| TASK DESCRIPTION |
From the entries below, extract every line that includes the word "Федерации".

__________________________________________________

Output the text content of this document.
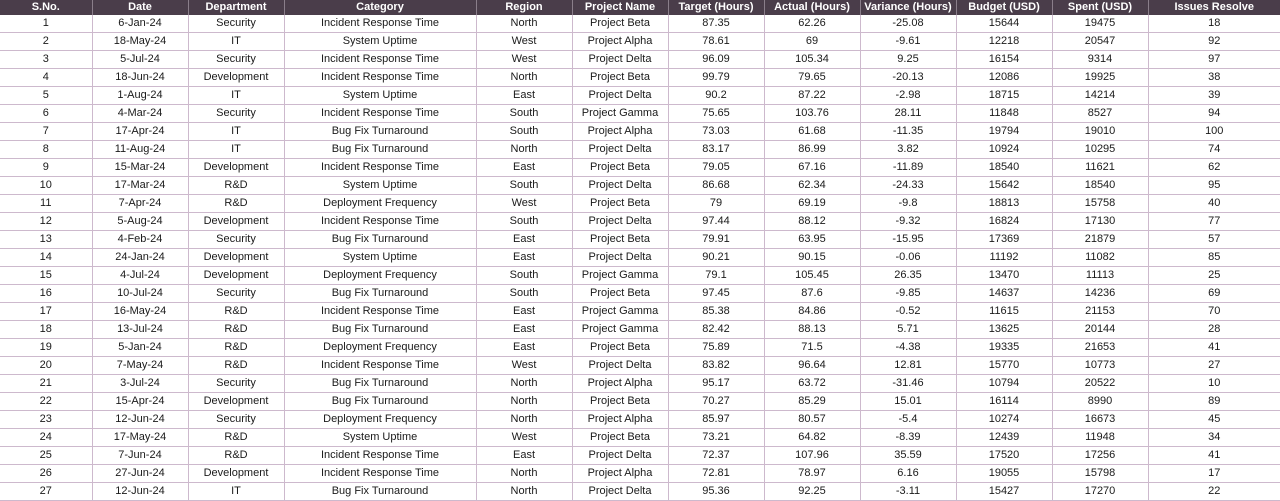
S.No.	Date	Department	Category	Region	Project Name	Target (Hours)	Actual (Hours)	Variance (Hours)	Budget (USD)	Spent (USD)	Issues Resolve
1	6-Jan-24	Security	Incident Response Time	North	Project Beta	87.35	62.26	-25.08	15644	19475	18
2	18-May-24	IT	System Uptime	West	Project Alpha	78.61	69	-9.61	12218	20547	92
3	5-Jul-24	Security	Incident Response Time	West	Project Delta	96.09	105.34	9.25	16154	9314	97
4	18-Jun-24	Development	Incident Response Time	North	Project Beta	99.79	79.65	-20.13	12086	19925	38
5	1-Aug-24	IT	System Uptime	East	Project Delta	90.2	87.22	-2.98	18715	14214	39
6	4-Mar-24	Security	Incident Response Time	South	Project Gamma	75.65	103.76	28.11	11848	8527	94
7	17-Apr-24	IT	Bug Fix Turnaround	South	Project Alpha	73.03	61.68	-11.35	19794	19010	100
8	11-Aug-24	IT	Bug Fix Turnaround	North	Project Delta	83.17	86.99	3.82	10924	10295	74
9	15-Mar-24	Development	Incident Response Time	East	Project Beta	79.05	67.16	-11.89	18540	11621	62
10	17-Mar-24	R&D	System Uptime	South	Project Delta	86.68	62.34	-24.33	15642	18540	95
11	7-Apr-24	R&D	Deployment Frequency	West	Project Beta	79	69.19	-9.8	18813	15758	40
12	5-Aug-24	Development	Incident Response Time	South	Project Delta	97.44	88.12	-9.32	16824	17130	77
13	4-Feb-24	Security	Bug Fix Turnaround	East	Project Beta	79.91	63.95	-15.95	17369	21879	57
14	24-Jan-24	Development	System Uptime	East	Project Delta	90.21	90.15	-0.06	11192	11082	85
15	4-Jul-24	Development	Deployment Frequency	South	Project Gamma	79.1	105.45	26.35	13470	11113	25
16	10-Jul-24	Security	Bug Fix Turnaround	South	Project Beta	97.45	87.6	-9.85	14637	14236	69
17	16-May-24	R&D	Incident Response Time	East	Project Gamma	85.38	84.86	-0.52	11615	21153	70
18	13-Jul-24	R&D	Bug Fix Turnaround	East	Project Gamma	82.42	88.13	5.71	13625	20144	28
19	5-Jan-24	R&D	Deployment Frequency	East	Project Beta	75.89	71.5	-4.38	19335	21653	41
20	7-May-24	R&D	Incident Response Time	West	Project Delta	83.82	96.64	12.81	15770	10773	27
21	3-Jul-24	Security	Bug Fix Turnaround	North	Project Alpha	95.17	63.72	-31.46	10794	20522	10
22	15-Apr-24	Development	Bug Fix Turnaround	North	Project Beta	70.27	85.29	15.01	16114	8990	89
23	12-Jun-24	Security	Deployment Frequency	North	Project Alpha	85.97	80.57	-5.4	10274	16673	45
24	17-May-24	R&D	System Uptime	West	Project Beta	73.21	64.82	-8.39	12439	11948	34
25	7-Jun-24	R&D	Incident Response Time	East	Project Delta	72.37	107.96	35.59	17520	17256	41
26	27-Jun-24	Development	Incident Response Time	North	Project Alpha	72.81	78.97	6.16	19055	15798	17
27	12-Jun-24	IT	Bug Fix Turnaround	North	Project Delta	95.36	92.25	-3.11	15427	17270	22
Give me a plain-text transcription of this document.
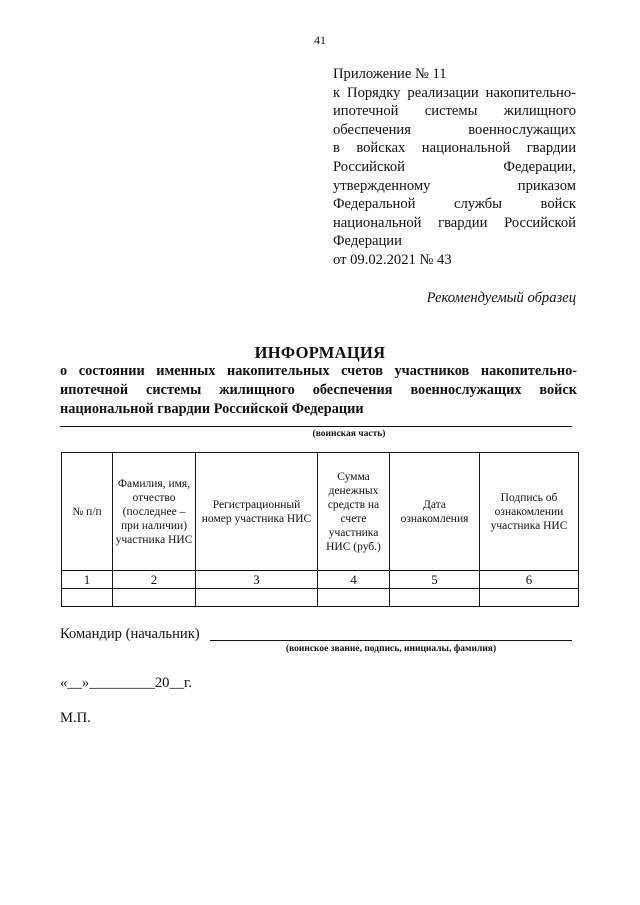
41
Приложение № 11
к Порядку реализации накопительно-
ипотечной системы жилищного
обеспечения военнослужащих
в войсках национальной гвардии
Российской Федерации,
утвержденному приказом
Федеральной службы войск
национальной гвардии Российской
Федерации
от 09.02.2021 № 43
Рекомендуемый образец
ИНФОРМАЦИЯ
о состоянии именных накопительных счетов участников накопительно-
ипотечной системы жилищного обеспечения военнослужащих войск
национальной гвардии Российской Федерации
(воинская часть)
№ п/п	Фамилия, имя, отчество (последнее – при наличии) участника НИС	Регистрационный номер участника НИС	Сумма денежных средств на счете участника НИС (руб.)	Дата ознакомления	Подпись об ознакомлении участника НИС
1	2	3	4	5	6

Командир (начальник)
(воинское звание, подпись, инициалы, фамилия)
«__»_________20__г.
М.П.
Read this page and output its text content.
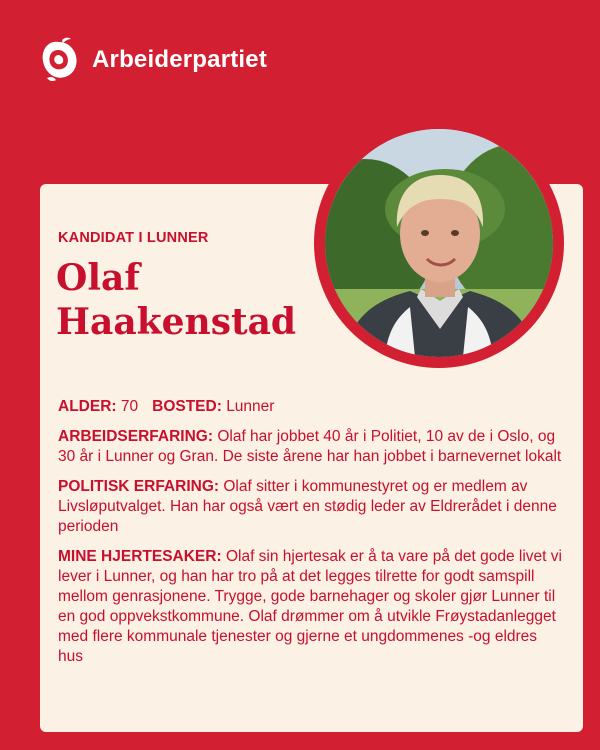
Arbeiderpartiet
KANDIDAT I LUNNER
Olaf
Haakenstad

ALDER: 70 BOSTED: Lunner

ARBEIDSERFARING: Olaf har jobbet 40 år i Politiet, 10 av de i Oslo, og 30 år i Lunner og Gran. De siste årene har han jobbet i barnevernet lokalt

POLITISK ERFARING: Olaf sitter i kommunestyret og er medlem av Livsløputvalget. Han har også vært en stødig leder av Eldrerådet i denne perioden

MINE HJERTESAKER: Olaf sin hjertesak er å ta vare på det gode livet vi lever i Lunner, og han har tro på at det legges tilrette for godt samspill mellom genrasjonene. Trygge, gode barnehager og skoler gjør Lunner til en god oppvekstkommune. Olaf drømmer om å utvikle Frøystadanlegget med flere kommunale tjenester og gjerne et ungdommenes -og eldres hus
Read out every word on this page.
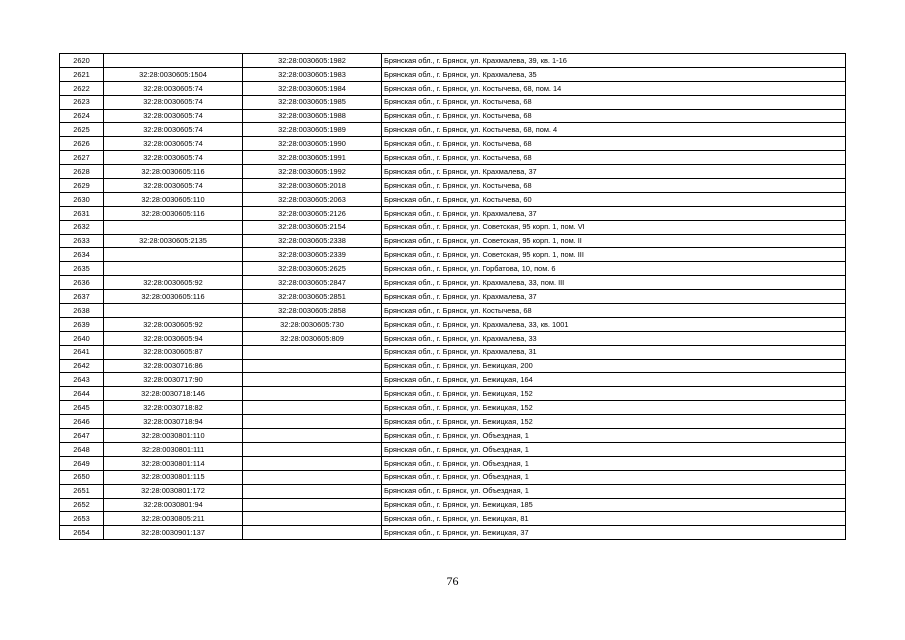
2620		32:28:0030605:1982	Брянская обл., г. Брянск, ул. Крахмалева, 39, кв. 1-16
2621	32:28:0030605:1504	32:28:0030605:1983	Брянская обл., г. Брянск, ул. Крахмалева, 35
2622	32:28:0030605:74	32:28:0030605:1984	Брянская обл., г. Брянск, ул. Костычева, 68, пом. 14
2623	32:28:0030605:74	32:28:0030605:1985	Брянская обл., г. Брянск, ул. Костычева, 68
2624	32:28:0030605:74	32:28:0030605:1988	Брянская обл., г. Брянск, ул. Костычева, 68
2625	32:28:0030605:74	32:28:0030605:1989	Брянская обл., г. Брянск, ул. Костычева, 68, пом. 4
2626	32:28:0030605:74	32:28:0030605:1990	Брянская обл., г. Брянск, ул. Костычева, 68
2627	32:28:0030605:74	32:28:0030605:1991	Брянская обл., г. Брянск, ул. Костычева, 68
2628	32:28:0030605:116	32:28:0030605:1992	Брянская обл., г. Брянск, ул. Крахмалева, 37
2629	32:28:0030605:74	32:28:0030605:2018	Брянская обл., г. Брянск, ул. Костычева, 68
2630	32:28:0030605:110	32:28:0030605:2063	Брянская обл., г. Брянск, ул. Костычева, 60
2631	32:28:0030605:116	32:28:0030605:2126	Брянская обл., г. Брянск, ул. Крахмалева, 37
2632		32:28:0030605:2154	Брянская обл., г. Брянск, ул. Советская, 95 корп. 1, пом. VI
2633	32:28:0030605:2135	32:28:0030605:2338	Брянская обл., г. Брянск, ул. Советская, 95 корп. 1, пом. II
2634		32:28:0030605:2339	Брянская обл., г. Брянск, ул. Советская, 95 корп. 1, пом. III
2635		32:28:0030605:2625	Брянская обл., г. Брянск, ул. Горбатова, 10, пом. 6
2636	32:28:0030605:92	32:28:0030605:2847	Брянская обл., г. Брянск, ул. Крахмалева, 33, пом. III
2637	32:28:0030605:116	32:28:0030605:2851	Брянская обл., г. Брянск, ул. Крахмалева, 37
2638		32:28:0030605:2858	Брянская обл., г. Брянск, ул. Костычева, 68
2639	32:28:0030605:92	32:28:0030605:730	Брянская обл., г. Брянск, ул. Крахмалева, 33, кв. 1001
2640	32:28:0030605:94	32:28:0030605:809	Брянская обл., г. Брянск, ул. Крахмалева, 33
2641	32:28:0030605:87		Брянская обл., г. Брянск, ул. Крахмалева, 31
2642	32:28:0030716:86		Брянская обл., г. Брянск, ул. Бежицкая, 200
2643	32:28:0030717:90		Брянская обл., г. Брянск, ул. Бежицкая, 164
2644	32:28:0030718:146		Брянская обл., г. Брянск, ул. Бежицкая, 152
2645	32:28:0030718:82		Брянская обл., г. Брянск, ул. Бежицкая, 152
2646	32:28:0030718:94		Брянская обл., г. Брянск, ул. Бежицкая, 152
2647	32:28:0030801:110		Брянская обл., г. Брянск, ул. Объездная, 1
2648	32:28:0030801:111		Брянская обл., г. Брянск, ул. Объездная, 1
2649	32:28:0030801:114		Брянская обл., г. Брянск, ул. Объездная, 1
2650	32:28:0030801:115		Брянская обл., г. Брянск, ул. Объездная, 1
2651	32:28:0030801:172		Брянская обл., г. Брянск, ул. Объездная, 1
2652	32:28:0030801:94		Брянская обл., г. Брянск, ул. Бежицкая, 185
2653	32:28:0030805:211		Брянская обл., г. Брянск, ул. Бежицкая, 81
2654	32:28:0030901:137		Брянская обл., г. Брянск, ул. Бежицкая, 37
76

__________________________________________________

| ANSWER FOR THIS EXERCISE |
Российской Федерации,
Федерации
национальной гвардии Российской Федерации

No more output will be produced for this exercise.